→ **Document excerpt**
^^^^^^^^^^^^^^^^


    Practical Benefits for ServiceNow Customers

    • Streamlines ingestion of diverse security alerts into a centralized incident response system, reducing manual effort and accelerating threat response.
    • Improves data accuracy and security by enforcing strict read-only fields and supporting secure key management.
    • Enhances visibility into threats with direct mapping of MITRE ATT&CK framework data, aiding in comprehensive analysis and prioritization.
    • Ensures reliability and performance with continuous fixes addressing alert filtering, scheduling, and UI usability.
    • Maintains compatibility with evolving ServiceNow platform versions and dependent security plugins to support ongoing operational stability.

    Additional Notes

    For detailed system requirements and compatibility information, customers should refer to the Microsoft Graph Security API Alert Ingestion application listing on the ServiceNow Store website.

    Version history for the Microsoft Graph Security API Alert Ingestion integration for Security Operations on the ServiceNow Store.

    Important:
    For details on system requirements and family compatibility, view the application listing on the ServiceNow Store website.

    Version history

    Version 10.5.3 - June 2026
    Changed: Replaced hardcoded endpoint path to system properties.
    Version 10.5.2 - March 2026
    Fixed: Reintroduced a new column to filter alerts.
    Version 10.5.1 - February 2026
    Fixed: Successful validation message getting displayed during configuration tile validation despite invalid credentials.
    Version 10.5.0 - December 2025
    New: Upgraded all dictionary-level read-only fields to Strict Read-Only to enhance security and prevent unauthorized changes.This update ensures the server consistently enforces read-only behaviour across all UIs, scripts, and integrations.
    Version 10.4.13 - August 2025
    Fixed: Improved Handling of Next Poll Date for Microsoft Graph Security Alert Integration on HTTP Failures.
    Version 10.4.8 - May 2024
    The dependency on the new UI is removed.
    Version 10.4.7 - November 2023
    Fixed: Updated the dependent application's (Common Plugin for SecOps SIEM Integration) version to the latest version.
    Version 10.4.6 - May 2023
    • New:
      • The Microsoft Graph Security API - ServiceNow Security Incident Response integration has been upgraded to V2.0 API.
      • Provides you with the ability to map MITRE ATT&CK data in the Graph Security alert to the MITRE ATT&CK field in the security incident.
    • Fixed:
      • One-Time Retrieval is not working on the scheduling page of the profile when we change the date format to dd-MM-YYYY for the Graph Security API.

^^^^^^^^^^^^^^^^

→ **Given records**
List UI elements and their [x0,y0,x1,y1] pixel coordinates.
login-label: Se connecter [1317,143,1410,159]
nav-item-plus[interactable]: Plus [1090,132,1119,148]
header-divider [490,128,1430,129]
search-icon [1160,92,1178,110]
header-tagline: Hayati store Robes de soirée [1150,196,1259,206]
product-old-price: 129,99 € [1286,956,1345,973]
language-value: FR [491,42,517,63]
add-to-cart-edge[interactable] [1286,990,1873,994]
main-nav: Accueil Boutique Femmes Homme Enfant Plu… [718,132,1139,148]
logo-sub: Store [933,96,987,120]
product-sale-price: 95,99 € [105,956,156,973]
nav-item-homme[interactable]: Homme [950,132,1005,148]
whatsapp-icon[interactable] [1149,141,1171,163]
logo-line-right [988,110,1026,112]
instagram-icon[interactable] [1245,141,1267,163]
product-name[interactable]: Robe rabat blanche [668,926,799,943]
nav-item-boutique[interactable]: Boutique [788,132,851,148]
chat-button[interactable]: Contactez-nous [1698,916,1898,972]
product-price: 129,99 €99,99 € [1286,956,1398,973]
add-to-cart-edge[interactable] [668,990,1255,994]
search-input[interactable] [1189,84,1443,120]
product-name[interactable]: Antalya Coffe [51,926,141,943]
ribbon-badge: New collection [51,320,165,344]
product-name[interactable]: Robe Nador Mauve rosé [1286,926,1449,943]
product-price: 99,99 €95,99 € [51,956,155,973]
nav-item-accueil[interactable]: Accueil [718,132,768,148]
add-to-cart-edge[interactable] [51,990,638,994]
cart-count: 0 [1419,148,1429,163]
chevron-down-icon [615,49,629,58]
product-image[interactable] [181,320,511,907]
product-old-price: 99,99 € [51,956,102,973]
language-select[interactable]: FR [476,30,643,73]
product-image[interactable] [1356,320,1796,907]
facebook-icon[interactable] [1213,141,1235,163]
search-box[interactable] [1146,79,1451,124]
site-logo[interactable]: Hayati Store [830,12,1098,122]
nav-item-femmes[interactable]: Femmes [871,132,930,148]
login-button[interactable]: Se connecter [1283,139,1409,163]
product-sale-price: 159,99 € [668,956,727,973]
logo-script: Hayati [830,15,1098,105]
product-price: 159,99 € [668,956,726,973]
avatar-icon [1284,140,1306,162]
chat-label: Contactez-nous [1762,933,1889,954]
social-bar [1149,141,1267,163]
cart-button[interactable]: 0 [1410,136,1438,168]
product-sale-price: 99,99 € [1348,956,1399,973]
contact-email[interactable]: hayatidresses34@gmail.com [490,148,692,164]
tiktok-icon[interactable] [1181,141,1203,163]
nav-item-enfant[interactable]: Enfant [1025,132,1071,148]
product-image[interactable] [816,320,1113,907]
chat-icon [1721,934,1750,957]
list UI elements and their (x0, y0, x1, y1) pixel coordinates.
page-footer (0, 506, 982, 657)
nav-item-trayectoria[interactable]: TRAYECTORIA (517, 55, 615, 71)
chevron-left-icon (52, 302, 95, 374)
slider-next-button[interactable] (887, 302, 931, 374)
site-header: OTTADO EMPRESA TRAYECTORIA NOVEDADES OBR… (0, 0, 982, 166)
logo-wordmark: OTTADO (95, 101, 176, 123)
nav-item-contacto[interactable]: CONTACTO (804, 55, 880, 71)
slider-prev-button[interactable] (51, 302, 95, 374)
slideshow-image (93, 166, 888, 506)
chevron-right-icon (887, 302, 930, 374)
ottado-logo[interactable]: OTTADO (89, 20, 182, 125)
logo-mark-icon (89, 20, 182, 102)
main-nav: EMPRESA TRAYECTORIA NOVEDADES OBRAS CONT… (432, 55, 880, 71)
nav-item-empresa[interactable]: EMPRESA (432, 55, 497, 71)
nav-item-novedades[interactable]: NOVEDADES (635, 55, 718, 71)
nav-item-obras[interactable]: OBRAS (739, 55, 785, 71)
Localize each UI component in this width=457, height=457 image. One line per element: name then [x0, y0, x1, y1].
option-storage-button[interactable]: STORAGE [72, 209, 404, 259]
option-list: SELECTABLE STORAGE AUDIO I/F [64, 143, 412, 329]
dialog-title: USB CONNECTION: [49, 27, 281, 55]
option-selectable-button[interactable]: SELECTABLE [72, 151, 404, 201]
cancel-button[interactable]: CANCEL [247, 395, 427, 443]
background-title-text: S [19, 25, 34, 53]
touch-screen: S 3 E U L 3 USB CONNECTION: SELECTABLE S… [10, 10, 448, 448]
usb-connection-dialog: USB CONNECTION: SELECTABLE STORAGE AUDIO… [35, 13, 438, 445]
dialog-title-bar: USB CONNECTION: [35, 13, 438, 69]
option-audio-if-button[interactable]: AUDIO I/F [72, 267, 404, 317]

^^^^^^^^^^^^^^^^

→ **Task requirements**
According to the version history of the Microsoft Graph Security API Alert Ingestion integration, which version upgraded the integration to the V2.0 API, and when was that version released?

→ **Finished exercise**
Version 10.4.6, released in May 2023.